■ Goal
Give only the number of lines in the records below that contain the word "electricity".

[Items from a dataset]
________________________
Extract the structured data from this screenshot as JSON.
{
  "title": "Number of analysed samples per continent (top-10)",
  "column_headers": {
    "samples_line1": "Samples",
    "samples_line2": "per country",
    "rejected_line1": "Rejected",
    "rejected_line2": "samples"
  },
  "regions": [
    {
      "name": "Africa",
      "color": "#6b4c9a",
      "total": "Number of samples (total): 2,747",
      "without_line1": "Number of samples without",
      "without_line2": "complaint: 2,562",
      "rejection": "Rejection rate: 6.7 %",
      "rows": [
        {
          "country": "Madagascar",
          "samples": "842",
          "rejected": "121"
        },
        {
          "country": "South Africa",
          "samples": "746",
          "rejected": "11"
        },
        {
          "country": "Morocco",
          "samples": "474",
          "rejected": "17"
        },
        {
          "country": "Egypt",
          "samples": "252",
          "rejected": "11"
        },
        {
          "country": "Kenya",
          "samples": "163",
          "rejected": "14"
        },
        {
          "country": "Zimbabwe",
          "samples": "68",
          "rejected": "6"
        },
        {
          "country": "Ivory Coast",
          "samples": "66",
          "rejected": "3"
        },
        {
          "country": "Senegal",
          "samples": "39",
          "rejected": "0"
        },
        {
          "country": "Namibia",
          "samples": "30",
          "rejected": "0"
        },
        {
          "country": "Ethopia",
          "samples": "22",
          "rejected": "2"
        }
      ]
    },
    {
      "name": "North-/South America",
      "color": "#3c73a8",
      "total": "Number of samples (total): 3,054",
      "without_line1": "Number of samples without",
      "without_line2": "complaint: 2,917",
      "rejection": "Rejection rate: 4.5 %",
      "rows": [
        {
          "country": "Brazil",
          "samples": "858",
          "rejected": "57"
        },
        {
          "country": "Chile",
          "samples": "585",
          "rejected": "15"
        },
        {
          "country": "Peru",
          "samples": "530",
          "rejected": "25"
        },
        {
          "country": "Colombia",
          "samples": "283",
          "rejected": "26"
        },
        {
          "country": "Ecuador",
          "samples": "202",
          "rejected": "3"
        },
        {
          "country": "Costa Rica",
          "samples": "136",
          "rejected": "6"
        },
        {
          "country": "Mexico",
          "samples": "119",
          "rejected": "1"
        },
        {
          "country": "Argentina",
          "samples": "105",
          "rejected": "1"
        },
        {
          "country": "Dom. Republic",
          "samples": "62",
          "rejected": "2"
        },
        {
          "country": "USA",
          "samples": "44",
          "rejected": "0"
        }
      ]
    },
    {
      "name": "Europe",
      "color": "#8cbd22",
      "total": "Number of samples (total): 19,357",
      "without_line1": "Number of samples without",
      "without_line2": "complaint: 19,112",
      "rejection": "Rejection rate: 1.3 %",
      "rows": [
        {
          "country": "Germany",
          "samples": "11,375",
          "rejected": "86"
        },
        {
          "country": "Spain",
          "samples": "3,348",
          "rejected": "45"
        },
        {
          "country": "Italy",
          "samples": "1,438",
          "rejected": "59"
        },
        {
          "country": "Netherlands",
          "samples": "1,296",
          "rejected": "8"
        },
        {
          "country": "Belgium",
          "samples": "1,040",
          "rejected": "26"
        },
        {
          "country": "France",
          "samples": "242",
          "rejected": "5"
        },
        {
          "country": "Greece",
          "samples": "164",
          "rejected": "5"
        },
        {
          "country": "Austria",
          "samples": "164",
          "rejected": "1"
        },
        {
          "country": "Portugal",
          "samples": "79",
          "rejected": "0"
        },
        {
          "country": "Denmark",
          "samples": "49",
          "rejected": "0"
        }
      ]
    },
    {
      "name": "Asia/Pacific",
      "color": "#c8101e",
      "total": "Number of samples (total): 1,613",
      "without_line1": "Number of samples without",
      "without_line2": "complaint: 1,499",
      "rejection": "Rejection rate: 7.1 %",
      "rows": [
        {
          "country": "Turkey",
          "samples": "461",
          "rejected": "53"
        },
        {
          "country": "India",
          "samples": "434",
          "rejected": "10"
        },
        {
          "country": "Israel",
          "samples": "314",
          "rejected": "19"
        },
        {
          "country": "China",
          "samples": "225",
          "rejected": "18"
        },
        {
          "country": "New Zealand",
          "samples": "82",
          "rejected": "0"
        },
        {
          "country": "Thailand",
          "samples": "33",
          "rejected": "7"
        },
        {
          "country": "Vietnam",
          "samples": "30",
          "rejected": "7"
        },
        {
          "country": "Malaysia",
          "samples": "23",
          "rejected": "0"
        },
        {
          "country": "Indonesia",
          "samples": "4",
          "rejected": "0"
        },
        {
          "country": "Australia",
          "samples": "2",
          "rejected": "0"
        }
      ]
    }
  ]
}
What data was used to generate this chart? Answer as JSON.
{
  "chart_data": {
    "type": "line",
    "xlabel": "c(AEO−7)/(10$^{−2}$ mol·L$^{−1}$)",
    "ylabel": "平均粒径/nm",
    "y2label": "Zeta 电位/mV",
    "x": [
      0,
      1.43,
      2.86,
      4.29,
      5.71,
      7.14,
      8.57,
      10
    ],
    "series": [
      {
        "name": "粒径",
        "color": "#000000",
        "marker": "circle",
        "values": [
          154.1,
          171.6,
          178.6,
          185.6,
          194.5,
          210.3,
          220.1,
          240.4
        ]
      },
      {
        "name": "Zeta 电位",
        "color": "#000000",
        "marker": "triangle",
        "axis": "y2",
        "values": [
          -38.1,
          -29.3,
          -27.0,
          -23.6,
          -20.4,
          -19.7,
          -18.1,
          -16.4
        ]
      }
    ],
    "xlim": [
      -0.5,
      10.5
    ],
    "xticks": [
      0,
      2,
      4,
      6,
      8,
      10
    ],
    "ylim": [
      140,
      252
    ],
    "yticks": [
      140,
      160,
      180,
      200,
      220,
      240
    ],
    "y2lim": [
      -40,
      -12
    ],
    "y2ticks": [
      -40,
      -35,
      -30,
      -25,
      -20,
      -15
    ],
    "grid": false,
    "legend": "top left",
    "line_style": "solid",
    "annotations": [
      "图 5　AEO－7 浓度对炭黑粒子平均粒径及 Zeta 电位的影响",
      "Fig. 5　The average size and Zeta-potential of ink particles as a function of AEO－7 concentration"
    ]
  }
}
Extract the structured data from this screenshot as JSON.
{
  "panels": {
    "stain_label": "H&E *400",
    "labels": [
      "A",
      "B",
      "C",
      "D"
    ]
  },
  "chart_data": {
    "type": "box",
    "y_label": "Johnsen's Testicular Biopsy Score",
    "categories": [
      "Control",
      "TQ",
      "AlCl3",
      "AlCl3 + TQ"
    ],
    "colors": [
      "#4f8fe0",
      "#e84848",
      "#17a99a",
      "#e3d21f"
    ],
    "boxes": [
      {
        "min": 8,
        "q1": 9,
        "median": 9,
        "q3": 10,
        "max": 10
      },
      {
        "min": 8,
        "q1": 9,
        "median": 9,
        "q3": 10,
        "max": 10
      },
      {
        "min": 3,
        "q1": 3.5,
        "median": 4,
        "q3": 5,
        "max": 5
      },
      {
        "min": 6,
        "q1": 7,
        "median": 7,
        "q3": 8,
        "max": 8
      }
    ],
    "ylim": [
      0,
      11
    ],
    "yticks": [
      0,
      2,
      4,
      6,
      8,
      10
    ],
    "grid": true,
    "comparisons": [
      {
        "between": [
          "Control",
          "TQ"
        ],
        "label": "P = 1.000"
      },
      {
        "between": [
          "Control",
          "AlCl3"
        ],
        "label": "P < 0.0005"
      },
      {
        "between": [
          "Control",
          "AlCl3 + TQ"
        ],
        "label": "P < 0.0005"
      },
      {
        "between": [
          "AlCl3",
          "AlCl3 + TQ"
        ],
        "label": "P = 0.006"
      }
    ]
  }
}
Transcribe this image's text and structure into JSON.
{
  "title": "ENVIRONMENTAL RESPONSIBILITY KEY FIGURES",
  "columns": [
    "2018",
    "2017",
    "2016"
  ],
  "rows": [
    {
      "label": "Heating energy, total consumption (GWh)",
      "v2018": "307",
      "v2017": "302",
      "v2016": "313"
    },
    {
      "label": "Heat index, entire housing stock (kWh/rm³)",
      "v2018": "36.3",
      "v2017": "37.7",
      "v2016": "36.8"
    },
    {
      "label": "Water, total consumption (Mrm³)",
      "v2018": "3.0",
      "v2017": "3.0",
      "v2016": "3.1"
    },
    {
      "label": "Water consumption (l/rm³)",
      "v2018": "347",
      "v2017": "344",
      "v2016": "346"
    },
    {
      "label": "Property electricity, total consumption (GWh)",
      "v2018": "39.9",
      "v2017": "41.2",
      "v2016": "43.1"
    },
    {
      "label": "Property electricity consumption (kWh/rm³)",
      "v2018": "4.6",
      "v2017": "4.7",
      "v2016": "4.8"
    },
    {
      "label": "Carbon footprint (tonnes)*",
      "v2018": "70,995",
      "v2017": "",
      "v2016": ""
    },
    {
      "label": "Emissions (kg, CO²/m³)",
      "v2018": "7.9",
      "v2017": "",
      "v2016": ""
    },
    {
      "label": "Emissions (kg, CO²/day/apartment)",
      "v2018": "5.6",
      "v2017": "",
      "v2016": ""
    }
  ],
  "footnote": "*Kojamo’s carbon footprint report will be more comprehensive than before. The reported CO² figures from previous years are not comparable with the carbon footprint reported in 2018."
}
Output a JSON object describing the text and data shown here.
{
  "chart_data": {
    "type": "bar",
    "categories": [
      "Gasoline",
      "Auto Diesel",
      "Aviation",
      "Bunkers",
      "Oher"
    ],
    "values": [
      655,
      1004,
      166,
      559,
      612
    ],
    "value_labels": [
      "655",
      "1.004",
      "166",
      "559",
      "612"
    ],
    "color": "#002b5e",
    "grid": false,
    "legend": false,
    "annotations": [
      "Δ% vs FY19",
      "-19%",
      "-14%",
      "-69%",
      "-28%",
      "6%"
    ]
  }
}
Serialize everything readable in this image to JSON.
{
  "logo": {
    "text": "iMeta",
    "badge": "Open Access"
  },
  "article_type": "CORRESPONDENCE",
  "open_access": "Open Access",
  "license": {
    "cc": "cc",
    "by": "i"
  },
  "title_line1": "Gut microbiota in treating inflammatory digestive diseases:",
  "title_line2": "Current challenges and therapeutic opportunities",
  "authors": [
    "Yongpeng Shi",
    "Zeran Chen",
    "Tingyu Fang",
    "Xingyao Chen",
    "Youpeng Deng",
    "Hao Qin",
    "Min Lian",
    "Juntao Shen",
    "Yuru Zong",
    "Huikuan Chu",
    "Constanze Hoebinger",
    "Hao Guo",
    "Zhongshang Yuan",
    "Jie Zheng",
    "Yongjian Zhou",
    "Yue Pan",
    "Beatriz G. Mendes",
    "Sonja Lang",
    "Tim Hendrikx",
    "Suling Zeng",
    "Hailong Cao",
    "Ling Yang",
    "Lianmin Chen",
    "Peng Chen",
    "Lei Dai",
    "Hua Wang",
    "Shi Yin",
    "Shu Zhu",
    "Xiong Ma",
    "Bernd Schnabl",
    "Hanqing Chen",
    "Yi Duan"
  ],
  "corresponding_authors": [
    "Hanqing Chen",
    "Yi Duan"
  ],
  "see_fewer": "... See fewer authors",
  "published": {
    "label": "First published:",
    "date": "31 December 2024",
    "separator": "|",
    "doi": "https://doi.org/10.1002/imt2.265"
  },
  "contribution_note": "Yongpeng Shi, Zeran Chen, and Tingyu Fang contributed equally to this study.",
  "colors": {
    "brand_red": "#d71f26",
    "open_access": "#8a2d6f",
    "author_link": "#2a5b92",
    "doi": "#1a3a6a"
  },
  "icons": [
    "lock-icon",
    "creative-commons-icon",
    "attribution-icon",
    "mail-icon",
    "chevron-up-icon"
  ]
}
________________________
■ Correct output
2